### Material provided
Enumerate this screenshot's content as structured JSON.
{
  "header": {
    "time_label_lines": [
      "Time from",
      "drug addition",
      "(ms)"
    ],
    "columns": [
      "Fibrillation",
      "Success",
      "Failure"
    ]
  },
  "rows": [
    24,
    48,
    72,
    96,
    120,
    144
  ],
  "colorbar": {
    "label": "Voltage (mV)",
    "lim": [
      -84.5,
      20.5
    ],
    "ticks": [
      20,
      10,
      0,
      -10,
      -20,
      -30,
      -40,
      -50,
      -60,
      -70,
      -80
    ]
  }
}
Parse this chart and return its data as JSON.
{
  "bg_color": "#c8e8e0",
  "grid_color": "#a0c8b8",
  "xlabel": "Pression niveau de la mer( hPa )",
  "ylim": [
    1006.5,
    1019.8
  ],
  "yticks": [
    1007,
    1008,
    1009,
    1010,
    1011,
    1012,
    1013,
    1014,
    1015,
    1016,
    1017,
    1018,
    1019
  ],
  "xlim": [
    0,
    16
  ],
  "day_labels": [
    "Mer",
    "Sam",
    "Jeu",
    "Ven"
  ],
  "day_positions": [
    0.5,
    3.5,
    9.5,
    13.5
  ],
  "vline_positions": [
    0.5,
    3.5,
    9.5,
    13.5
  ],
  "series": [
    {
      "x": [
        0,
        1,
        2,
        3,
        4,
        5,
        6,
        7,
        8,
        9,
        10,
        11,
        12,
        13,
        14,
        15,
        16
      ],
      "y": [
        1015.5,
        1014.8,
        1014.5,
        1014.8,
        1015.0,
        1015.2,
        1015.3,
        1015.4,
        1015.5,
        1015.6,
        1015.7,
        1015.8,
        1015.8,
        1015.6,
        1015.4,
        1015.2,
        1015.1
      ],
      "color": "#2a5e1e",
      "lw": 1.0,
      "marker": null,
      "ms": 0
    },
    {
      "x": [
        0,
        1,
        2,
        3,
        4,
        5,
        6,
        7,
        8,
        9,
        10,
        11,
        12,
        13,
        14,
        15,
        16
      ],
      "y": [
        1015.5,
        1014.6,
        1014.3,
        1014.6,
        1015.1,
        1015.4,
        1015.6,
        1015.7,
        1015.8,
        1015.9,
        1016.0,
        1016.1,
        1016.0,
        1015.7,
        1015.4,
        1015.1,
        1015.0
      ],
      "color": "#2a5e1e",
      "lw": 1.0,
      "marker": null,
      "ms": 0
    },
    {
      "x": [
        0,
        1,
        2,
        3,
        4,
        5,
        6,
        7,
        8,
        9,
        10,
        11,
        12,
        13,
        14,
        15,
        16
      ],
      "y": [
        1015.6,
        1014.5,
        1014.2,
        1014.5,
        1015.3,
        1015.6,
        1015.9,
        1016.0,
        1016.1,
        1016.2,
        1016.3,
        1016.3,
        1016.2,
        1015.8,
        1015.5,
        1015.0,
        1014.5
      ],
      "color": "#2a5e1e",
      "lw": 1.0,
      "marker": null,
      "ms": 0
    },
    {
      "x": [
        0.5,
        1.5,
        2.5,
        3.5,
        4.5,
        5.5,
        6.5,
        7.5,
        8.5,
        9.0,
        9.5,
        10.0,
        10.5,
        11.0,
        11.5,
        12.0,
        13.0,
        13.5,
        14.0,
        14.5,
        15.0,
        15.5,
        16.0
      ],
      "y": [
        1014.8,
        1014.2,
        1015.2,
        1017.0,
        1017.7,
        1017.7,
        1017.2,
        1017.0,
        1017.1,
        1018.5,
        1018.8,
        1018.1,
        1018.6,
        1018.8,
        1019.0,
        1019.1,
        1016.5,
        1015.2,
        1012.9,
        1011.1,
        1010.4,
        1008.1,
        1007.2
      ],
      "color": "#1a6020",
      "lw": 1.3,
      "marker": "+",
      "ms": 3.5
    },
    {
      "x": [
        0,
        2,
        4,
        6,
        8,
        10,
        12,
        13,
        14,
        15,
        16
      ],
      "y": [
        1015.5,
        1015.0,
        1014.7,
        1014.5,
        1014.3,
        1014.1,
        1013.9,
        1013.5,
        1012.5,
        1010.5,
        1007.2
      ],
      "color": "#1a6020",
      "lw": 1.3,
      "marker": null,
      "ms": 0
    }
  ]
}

### Exercise prompt
Across the entries above, how many lines contain "JSON"? Provide only the count.

### Response
2